- EXERCISE DIRECTIONS:
Copy out the listing exactly.

Stored items:
::::::

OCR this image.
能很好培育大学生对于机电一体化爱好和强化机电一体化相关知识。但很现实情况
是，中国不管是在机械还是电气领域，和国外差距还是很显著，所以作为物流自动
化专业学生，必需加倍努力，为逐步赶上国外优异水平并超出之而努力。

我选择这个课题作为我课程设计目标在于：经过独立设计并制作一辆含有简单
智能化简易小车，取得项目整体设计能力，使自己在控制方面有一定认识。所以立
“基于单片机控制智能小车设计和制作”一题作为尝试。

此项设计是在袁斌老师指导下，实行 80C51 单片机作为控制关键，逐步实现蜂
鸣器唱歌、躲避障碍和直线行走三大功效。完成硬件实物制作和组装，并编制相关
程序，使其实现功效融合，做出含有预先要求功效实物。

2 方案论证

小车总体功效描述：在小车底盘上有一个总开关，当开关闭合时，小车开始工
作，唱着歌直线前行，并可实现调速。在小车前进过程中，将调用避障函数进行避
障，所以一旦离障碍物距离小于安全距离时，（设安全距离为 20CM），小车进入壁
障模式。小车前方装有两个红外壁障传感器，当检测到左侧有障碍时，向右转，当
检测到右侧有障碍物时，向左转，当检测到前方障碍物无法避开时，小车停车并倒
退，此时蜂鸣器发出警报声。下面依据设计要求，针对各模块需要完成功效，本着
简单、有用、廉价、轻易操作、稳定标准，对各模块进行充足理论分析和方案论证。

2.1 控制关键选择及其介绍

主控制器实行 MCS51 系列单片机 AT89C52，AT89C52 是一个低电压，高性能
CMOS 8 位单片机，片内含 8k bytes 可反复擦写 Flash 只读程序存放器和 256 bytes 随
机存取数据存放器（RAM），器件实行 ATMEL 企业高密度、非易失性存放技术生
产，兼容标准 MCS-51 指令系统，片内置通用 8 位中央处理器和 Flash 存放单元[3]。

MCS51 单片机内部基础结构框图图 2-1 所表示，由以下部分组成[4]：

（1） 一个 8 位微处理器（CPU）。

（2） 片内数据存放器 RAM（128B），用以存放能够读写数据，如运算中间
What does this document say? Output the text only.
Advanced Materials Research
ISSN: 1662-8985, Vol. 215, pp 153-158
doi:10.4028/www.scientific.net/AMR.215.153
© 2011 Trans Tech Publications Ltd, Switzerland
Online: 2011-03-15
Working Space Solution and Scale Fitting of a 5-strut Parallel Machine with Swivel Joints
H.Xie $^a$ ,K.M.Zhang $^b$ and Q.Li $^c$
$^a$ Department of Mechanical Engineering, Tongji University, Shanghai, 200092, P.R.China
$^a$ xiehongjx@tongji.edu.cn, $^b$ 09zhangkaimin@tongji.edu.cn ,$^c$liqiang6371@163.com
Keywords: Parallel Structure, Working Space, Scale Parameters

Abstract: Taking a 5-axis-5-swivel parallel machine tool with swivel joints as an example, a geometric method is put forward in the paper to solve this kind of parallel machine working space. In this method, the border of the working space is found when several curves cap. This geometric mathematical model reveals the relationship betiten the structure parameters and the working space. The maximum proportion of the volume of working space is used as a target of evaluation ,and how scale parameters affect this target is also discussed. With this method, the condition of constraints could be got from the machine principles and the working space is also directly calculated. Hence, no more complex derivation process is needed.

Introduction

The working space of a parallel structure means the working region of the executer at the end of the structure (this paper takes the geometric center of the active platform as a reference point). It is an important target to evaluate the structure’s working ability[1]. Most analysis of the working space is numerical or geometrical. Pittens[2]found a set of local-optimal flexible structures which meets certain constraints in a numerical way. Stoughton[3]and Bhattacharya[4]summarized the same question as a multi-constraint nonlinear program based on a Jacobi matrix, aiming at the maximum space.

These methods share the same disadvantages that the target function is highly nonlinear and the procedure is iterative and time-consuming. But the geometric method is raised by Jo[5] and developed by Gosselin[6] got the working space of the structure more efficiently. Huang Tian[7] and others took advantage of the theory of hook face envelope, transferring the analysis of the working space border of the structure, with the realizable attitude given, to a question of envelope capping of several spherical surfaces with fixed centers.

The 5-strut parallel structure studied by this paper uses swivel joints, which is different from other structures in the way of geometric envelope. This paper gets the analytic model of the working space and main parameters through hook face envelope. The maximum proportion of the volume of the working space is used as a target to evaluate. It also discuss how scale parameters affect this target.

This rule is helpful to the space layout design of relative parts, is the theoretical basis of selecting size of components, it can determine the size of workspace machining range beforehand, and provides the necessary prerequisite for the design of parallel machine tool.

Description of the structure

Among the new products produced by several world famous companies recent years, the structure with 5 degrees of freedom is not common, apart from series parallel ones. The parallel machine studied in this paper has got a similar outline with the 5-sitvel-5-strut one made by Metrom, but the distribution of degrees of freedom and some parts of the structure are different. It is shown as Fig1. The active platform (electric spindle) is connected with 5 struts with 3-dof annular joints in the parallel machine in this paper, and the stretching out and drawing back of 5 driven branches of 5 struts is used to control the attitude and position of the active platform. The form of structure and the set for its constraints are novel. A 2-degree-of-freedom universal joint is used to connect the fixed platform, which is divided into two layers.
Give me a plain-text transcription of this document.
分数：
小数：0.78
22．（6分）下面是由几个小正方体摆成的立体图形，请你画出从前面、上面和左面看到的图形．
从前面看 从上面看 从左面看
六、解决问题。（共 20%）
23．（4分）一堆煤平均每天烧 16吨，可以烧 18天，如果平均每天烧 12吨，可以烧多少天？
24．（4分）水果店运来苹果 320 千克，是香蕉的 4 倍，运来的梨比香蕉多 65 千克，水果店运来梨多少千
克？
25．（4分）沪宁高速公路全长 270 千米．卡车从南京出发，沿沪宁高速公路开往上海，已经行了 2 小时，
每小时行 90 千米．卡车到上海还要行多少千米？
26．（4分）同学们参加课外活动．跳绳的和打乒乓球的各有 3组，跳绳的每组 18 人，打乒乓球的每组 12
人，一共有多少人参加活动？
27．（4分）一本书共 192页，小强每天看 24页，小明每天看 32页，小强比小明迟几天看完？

::::::

- EXERCISE ANSWER:
OCR this image.
能很好培育大学生对于机电一体化爱好和强化机电一体化相关知识。但很现实情况
是，中国不管是在机械还是电气领域，和国外差距还是很显著，所以作为物流自动
化专业学生，必需加倍努力，为逐步赶上国外优异水平并超出之而努力。

我选择这个课题作为我课程设计目标在于：经过独立设计并制作一辆含有简单
智能化简易小车，取得项目整体设计能力，使自己在控制方面有一定认识。所以立
“基于单片机控制智能小车设计和制作”一题作为尝试。

此项设计是在袁斌老师指导下，实行 80C51 单片机作为控制关键，逐步实现蜂
鸣器唱歌、躲避障碍和直线行走三大功效。完成硬件实物制作和组装，并编制相关
程序，使其实现功效融合，做出含有预先要求功效实物。

2 方案论证

小车总体功效描述：在小车底盘上有一个总开关，当开关闭合时，小车开始工
作，唱着歌直线前行，并可实现调速。在小车前进过程中，将调用避障函数进行避
障，所以一旦离障碍物距离小于安全距离时，（设安全距离为 20CM），小车进入壁
障模式。小车前方装有两个红外壁障传感器，当检测到左侧有障碍时，向右转，当
检测到右侧有障碍物时，向左转，当检测到前方障碍物无法避开时，小车停车并倒
退，此时蜂鸣器发出警报声。下面依据设计要求，针对各模块需要完成功效，本着
简单、有用、廉价、轻易操作、稳定标准，对各模块进行充足理论分析和方案论证。

2.1 控制关键选择及其介绍

主控制器实行 MCS51 系列单片机 AT89C52，AT89C52 是一个低电压，高性能
CMOS 8 位单片机，片内含 8k bytes 可反复擦写 Flash 只读程序存放器和 256 bytes 随
机存取数据存放器（RAM），器件实行 ATMEL 企业高密度、非易失性存放技术生
产，兼容标准 MCS-51 指令系统，片内置通用 8 位中央处理器和 Flash 存放单元[3]。

MCS51 单片机内部基础结构框图图 2-1 所表示，由以下部分组成[4]：

（1） 一个 8 位微处理器（CPU）。

（2） 片内数据存放器 RAM（128B），用以存放能够读写数据，如运算中间
What does this document say? Output the text only.
Advanced Materials Research
ISSN: 1662-8985, Vol. 215, pp 153-158
doi:10.4028/www.scientific.net/AMR.215.153
© 2011 Trans Tech Publications Ltd, Switzerland
Online: 2011-03-15
Working Space Solution and Scale Fitting of a 5-strut Parallel Machine with Swivel Joints
H.Xie $^a$ ,K.M.Zhang $^b$ and Q.Li $^c$
$^a$ Department of Mechanical Engineering, Tongji University, Shanghai, 200092, P.R.China
$^a$ xiehongjx@tongji.edu.cn, $^b$ 09zhangkaimin@tongji.edu.cn ,$^c$liqiang6371@163.com
Keywords: Parallel Structure, Working Space, Scale Parameters

Abstract: Taking a 5-axis-5-swivel parallel machine tool with swivel joints as an example, a geometric method is put forward in the paper to solve this kind of parallel machine working space. In this method, the border of the working space is found when several curves cap. This geometric mathematical model reveals the relationship betiten the structure parameters and the working space. The maximum proportion of the volume of working space is used as a target of evaluation ,and how scale parameters affect this target is also discussed. With this method, the condition of constraints could be got from the machine principles and the working space is also directly calculated. Hence, no more complex derivation process is needed.

Introduction

The working space of a parallel structure means the working region of the executer at the end of the structure (this paper takes the geometric center of the active platform as a reference point). It is an important target to evaluate the structure’s working ability[1]. Most analysis of the working space is numerical or geometrical. Pittens[2]found a set of local-optimal flexible structures which meets certain constraints in a numerical way. Stoughton[3]and Bhattacharya[4]summarized the same question as a multi-constraint nonlinear program based on a Jacobi matrix, aiming at the maximum space.

These methods share the same disadvantages that the target function is highly nonlinear and the procedure is iterative and time-consuming. But the geometric method is raised by Jo[5] and developed by Gosselin[6] got the working space of the structure more efficiently. Huang Tian[7] and others took advantage of the theory of hook face envelope, transferring the analysis of the working space border of the structure, with the realizable attitude given, to a question of envelope capping of several spherical surfaces with fixed centers.

The 5-strut parallel structure studied by this paper uses swivel joints, which is different from other structures in the way of geometric envelope. This paper gets the analytic model of the working space and main parameters through hook face envelope. The maximum proportion of the volume of the working space is used as a target to evaluate. It also discuss how scale parameters affect this target.

This rule is helpful to the space layout design of relative parts, is the theoretical basis of selecting size of components, it can determine the size of workspace machining range beforehand, and provides the necessary prerequisite for the design of parallel machine tool.

Description of the structure

Among the new products produced by several world famous companies recent years, the structure with 5 degrees of freedom is not common, apart from series parallel ones. The parallel machine studied in this paper has got a similar outline with the 5-sitvel-5-strut one made by Metrom, but the distribution of degrees of freedom and some parts of the structure are different. It is shown as Fig1. The active platform (electric spindle) is connected with 5 struts with 3-dof annular joints in the parallel machine in this paper, and the stretching out and drawing back of 5 driven branches of 5 struts is used to control the attitude and position of the active platform. The form of structure and the set for its constraints are novel. A 2-degree-of-freedom universal joint is used to connect the fixed platform, which is divided into two layers.
Give me a plain-text transcription of this document.
分数：
小数：0.78
22．（6分）下面是由几个小正方体摆成的立体图形，请你画出从前面、上面和左面看到的图形．
从前面看 从上面看 从左面看
六、解决问题。（共 20%）
23．（4分）一堆煤平均每天烧 16吨，可以烧 18天，如果平均每天烧 12吨，可以烧多少天？
24．（4分）水果店运来苹果 320 千克，是香蕉的 4 倍，运来的梨比香蕉多 65 千克，水果店运来梨多少千
克？
25．（4分）沪宁高速公路全长 270 千米．卡车从南京出发，沿沪宁高速公路开往上海，已经行了 2 小时，
每小时行 90 千米．卡车到上海还要行多少千米？
26．（4分）同学们参加课外活动．跳绳的和打乒乓球的各有 3组，跳绳的每组 18 人，打乒乓球的每组 12
人，一共有多少人参加活动？
27．（4分）一本书共 192页，小强每天看 24页，小明每天看 32页，小强比小明迟几天看完？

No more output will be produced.